Saved data entries:
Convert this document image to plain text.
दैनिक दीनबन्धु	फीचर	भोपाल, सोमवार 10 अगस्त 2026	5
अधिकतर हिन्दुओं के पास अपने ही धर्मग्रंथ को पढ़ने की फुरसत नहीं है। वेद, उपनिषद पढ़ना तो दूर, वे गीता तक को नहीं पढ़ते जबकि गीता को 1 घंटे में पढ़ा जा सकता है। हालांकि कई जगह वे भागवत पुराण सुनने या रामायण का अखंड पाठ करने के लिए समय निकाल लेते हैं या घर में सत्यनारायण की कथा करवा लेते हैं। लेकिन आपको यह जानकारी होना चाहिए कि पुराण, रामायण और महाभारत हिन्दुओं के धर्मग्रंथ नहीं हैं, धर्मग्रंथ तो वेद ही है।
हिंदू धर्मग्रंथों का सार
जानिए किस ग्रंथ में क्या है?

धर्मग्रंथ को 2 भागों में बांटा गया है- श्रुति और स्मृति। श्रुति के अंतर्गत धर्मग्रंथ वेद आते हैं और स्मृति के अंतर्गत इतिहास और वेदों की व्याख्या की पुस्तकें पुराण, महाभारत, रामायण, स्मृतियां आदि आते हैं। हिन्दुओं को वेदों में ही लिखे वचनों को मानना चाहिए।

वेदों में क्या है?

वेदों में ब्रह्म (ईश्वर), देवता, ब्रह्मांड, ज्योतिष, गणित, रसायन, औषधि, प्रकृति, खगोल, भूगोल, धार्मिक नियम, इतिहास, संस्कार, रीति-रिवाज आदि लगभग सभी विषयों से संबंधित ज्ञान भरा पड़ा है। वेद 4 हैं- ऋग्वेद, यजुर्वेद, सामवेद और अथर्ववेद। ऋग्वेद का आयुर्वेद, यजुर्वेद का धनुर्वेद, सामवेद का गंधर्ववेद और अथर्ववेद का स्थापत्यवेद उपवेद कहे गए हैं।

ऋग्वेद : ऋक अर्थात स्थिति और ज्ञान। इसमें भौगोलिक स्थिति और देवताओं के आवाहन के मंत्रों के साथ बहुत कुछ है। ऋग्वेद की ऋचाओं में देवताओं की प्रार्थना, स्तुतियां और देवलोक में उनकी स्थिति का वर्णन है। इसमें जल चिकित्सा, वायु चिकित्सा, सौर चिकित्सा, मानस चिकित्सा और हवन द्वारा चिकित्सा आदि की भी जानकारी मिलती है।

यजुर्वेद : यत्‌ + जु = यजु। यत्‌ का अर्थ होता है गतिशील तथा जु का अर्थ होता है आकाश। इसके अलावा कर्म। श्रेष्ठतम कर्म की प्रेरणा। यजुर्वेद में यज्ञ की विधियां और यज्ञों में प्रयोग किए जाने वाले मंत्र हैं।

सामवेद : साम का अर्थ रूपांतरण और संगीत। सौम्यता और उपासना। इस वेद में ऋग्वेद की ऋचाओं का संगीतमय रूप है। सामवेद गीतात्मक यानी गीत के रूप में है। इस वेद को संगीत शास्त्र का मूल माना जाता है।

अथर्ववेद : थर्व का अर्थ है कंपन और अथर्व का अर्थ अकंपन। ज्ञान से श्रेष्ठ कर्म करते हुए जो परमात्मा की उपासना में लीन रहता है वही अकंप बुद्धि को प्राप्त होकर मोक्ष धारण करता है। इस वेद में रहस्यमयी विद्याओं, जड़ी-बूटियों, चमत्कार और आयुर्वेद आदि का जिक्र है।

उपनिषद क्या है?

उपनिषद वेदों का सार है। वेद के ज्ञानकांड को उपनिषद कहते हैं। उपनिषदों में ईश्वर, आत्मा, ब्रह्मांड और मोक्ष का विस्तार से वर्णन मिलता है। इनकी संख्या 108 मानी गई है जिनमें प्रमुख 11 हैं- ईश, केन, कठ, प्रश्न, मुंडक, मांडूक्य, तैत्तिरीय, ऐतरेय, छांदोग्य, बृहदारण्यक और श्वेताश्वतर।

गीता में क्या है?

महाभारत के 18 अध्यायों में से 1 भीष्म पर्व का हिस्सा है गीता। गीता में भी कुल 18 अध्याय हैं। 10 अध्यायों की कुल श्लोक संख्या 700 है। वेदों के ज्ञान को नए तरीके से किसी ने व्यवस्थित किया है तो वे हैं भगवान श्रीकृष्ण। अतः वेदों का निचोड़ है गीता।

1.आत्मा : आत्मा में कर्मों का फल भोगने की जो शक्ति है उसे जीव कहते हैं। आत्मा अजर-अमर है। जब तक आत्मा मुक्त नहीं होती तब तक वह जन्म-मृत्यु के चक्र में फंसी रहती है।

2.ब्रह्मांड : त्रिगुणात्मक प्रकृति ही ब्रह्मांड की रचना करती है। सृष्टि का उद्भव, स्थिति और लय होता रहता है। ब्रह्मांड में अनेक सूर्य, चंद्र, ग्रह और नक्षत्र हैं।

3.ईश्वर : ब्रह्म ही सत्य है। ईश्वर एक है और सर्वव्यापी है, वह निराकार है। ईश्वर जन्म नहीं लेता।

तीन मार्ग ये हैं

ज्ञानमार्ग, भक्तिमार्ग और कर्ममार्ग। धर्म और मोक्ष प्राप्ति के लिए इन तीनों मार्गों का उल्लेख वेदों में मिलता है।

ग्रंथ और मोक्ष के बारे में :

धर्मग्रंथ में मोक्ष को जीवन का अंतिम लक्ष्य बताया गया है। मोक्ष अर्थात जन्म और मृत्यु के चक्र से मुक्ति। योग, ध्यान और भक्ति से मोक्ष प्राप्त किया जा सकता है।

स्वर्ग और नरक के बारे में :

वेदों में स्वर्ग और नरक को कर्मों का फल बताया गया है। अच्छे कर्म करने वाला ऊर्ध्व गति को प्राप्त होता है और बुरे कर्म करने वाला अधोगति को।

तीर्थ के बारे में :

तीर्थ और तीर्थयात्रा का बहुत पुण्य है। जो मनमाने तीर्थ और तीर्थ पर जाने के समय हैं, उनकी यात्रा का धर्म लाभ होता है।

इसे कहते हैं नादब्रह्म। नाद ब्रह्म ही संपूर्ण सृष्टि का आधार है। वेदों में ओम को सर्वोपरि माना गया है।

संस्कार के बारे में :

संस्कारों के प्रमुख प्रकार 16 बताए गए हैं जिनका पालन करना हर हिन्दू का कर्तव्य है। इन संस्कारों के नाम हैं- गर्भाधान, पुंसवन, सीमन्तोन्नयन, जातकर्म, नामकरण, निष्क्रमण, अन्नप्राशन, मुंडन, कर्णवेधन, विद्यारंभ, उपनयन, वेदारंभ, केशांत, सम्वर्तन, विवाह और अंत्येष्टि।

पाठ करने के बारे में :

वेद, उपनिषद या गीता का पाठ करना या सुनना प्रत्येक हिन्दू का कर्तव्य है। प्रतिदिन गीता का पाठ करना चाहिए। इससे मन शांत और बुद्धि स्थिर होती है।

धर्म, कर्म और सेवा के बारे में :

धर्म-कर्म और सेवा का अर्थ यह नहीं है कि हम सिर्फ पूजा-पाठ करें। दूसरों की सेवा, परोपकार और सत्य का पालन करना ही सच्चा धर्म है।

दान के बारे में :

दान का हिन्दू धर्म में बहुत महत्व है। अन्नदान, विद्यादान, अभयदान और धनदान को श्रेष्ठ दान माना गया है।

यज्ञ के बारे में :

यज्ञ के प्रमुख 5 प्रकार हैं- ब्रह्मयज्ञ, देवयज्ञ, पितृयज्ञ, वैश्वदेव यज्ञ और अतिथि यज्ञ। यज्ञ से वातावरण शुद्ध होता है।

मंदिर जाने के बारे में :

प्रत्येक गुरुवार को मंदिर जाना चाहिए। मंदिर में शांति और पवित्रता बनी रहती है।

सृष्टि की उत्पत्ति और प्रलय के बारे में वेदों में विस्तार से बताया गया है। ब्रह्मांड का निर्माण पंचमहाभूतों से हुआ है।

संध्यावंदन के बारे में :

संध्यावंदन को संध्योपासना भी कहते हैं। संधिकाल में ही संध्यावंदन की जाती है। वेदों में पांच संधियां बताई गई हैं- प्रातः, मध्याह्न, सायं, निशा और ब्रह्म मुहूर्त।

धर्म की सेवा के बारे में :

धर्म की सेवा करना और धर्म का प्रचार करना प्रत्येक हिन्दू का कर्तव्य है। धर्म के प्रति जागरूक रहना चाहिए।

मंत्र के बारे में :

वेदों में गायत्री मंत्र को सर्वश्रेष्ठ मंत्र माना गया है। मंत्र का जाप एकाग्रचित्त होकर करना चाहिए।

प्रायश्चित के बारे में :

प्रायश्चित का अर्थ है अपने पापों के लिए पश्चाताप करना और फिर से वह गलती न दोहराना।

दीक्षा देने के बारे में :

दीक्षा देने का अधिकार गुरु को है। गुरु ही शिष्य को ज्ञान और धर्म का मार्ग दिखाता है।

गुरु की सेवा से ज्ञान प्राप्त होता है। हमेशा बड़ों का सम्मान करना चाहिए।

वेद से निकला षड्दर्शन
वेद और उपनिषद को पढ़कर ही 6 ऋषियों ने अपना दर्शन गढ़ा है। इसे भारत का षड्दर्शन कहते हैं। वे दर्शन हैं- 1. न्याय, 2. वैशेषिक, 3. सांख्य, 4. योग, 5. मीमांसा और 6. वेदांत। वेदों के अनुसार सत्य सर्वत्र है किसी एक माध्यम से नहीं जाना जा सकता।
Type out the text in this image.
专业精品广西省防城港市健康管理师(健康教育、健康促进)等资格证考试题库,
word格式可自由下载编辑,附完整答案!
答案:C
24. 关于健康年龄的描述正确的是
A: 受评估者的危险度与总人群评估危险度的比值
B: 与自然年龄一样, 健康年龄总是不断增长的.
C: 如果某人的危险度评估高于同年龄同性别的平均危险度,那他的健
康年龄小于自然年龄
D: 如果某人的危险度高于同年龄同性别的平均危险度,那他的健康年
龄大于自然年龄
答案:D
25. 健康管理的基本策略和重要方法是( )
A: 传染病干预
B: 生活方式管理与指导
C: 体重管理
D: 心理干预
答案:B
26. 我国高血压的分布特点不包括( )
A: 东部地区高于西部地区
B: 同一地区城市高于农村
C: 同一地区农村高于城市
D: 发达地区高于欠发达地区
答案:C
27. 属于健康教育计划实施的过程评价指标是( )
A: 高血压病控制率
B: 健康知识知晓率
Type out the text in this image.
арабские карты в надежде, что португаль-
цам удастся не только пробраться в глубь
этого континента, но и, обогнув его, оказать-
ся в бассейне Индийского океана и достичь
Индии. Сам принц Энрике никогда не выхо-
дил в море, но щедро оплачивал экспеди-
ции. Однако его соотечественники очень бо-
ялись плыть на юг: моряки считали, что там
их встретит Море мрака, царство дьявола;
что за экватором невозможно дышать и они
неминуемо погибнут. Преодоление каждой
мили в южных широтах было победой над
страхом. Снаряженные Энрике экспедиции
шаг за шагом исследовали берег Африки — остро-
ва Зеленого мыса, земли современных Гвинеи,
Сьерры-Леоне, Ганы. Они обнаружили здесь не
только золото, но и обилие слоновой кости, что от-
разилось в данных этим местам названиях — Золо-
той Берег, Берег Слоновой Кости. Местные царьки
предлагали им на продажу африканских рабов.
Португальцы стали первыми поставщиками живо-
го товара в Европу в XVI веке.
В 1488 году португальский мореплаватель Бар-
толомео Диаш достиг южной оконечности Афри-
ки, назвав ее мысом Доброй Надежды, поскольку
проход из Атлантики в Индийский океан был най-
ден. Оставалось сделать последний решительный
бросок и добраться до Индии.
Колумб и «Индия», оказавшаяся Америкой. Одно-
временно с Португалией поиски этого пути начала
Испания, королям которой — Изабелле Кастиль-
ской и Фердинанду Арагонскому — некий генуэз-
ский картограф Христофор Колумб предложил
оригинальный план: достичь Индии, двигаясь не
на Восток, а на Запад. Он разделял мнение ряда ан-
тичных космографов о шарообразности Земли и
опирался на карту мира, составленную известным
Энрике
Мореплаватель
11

■ **Exercise**
Where a line in the entries holds "Колумб", copy that line.

■ **Reply to the exercise**
Колумб и «Индия», оказавшаяся Америкой. Одно-
ский картограф Христофор Колумб предложил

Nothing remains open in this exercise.